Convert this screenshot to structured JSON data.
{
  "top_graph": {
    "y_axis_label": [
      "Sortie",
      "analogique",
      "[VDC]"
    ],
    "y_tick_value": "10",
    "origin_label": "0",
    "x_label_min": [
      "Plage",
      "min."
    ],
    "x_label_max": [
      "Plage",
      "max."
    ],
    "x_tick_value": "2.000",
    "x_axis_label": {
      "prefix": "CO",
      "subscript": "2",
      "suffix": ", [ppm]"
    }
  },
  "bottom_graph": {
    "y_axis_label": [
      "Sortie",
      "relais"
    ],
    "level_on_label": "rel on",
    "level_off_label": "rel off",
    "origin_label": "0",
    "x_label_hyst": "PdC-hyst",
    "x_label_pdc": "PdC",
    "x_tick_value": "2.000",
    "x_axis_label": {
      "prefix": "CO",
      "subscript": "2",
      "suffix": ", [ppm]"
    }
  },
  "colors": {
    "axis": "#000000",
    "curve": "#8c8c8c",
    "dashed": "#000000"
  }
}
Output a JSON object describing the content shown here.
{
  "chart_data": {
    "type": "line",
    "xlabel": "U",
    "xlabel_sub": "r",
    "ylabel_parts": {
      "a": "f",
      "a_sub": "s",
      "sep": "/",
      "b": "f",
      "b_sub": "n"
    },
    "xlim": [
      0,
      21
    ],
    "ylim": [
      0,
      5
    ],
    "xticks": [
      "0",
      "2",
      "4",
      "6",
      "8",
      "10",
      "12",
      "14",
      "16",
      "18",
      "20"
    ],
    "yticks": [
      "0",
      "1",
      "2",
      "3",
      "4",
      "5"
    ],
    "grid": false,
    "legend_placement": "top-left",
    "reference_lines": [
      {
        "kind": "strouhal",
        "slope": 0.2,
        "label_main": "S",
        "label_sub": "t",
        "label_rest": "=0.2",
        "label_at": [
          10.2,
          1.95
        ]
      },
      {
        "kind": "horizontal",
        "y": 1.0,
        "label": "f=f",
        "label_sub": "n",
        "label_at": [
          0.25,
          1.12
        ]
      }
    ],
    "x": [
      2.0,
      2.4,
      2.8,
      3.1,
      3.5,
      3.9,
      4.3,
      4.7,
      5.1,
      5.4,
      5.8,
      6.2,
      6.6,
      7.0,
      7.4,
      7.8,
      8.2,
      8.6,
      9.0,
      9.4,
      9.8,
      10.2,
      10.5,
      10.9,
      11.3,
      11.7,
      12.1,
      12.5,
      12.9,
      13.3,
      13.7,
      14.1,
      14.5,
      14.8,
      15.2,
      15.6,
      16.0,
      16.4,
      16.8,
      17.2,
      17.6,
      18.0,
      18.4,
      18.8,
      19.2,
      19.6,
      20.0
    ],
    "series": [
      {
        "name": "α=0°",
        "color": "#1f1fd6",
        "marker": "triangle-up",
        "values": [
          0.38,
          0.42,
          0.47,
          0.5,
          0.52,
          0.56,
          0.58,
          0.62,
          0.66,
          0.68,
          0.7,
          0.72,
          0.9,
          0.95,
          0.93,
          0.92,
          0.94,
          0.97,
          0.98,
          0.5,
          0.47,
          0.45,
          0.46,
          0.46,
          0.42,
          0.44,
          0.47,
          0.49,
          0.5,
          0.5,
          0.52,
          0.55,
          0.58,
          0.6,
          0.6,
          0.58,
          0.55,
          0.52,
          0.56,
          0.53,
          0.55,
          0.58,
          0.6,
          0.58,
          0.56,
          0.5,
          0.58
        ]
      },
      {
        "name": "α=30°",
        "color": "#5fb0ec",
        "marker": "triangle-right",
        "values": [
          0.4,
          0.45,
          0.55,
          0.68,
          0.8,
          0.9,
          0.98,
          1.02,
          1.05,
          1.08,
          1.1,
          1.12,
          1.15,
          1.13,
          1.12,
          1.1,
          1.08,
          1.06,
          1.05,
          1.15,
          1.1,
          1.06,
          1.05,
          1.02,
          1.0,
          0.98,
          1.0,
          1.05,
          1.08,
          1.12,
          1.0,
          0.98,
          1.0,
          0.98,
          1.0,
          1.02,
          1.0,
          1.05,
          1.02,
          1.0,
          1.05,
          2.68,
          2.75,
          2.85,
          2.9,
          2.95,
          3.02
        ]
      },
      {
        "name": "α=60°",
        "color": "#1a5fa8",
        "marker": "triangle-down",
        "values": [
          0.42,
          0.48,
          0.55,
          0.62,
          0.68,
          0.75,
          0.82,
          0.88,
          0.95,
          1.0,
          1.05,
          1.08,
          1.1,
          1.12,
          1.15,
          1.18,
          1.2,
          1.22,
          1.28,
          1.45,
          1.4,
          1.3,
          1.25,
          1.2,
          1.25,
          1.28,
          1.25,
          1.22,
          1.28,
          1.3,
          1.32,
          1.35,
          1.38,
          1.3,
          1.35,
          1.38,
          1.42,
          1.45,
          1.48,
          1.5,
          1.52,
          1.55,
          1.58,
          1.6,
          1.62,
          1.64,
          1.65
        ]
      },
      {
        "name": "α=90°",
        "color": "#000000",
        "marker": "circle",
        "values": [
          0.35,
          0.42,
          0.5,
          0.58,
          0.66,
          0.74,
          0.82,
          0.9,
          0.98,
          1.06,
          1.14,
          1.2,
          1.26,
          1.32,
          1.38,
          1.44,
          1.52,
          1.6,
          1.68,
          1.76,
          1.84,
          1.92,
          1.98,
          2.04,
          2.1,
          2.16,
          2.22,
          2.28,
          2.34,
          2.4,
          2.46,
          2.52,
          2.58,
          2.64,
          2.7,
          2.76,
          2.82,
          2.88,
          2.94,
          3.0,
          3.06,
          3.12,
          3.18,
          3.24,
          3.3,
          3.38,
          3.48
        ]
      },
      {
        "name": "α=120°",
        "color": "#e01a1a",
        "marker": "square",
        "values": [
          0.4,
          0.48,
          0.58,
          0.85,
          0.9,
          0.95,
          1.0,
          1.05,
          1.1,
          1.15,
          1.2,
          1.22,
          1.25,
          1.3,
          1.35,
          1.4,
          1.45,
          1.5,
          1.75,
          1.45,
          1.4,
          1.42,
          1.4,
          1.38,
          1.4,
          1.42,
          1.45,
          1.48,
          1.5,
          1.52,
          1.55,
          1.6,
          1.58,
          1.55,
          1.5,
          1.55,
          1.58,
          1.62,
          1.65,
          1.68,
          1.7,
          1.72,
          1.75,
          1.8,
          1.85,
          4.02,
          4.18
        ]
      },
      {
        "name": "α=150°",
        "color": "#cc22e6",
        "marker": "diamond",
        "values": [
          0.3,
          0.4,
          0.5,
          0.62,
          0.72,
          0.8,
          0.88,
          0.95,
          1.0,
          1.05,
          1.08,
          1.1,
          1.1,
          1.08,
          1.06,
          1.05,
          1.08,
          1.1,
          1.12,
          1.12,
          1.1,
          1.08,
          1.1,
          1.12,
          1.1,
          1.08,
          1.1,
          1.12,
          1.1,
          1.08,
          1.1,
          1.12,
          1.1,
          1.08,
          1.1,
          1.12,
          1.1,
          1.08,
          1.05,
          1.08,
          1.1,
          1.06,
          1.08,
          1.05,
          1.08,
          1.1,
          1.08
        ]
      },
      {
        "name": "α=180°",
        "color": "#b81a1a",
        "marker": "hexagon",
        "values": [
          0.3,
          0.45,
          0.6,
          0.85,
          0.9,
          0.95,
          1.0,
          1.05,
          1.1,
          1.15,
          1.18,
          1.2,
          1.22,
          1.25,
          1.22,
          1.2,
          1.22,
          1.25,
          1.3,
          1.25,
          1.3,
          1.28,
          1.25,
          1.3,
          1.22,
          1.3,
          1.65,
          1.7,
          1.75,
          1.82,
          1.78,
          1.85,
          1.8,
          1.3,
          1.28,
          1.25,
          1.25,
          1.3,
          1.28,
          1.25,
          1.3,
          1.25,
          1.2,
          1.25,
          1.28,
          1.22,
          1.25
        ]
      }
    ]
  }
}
##############################
Set exercise - The answer is a single number, the count of lines in the records that contain the string "JSON".

Solution to this exercise - 2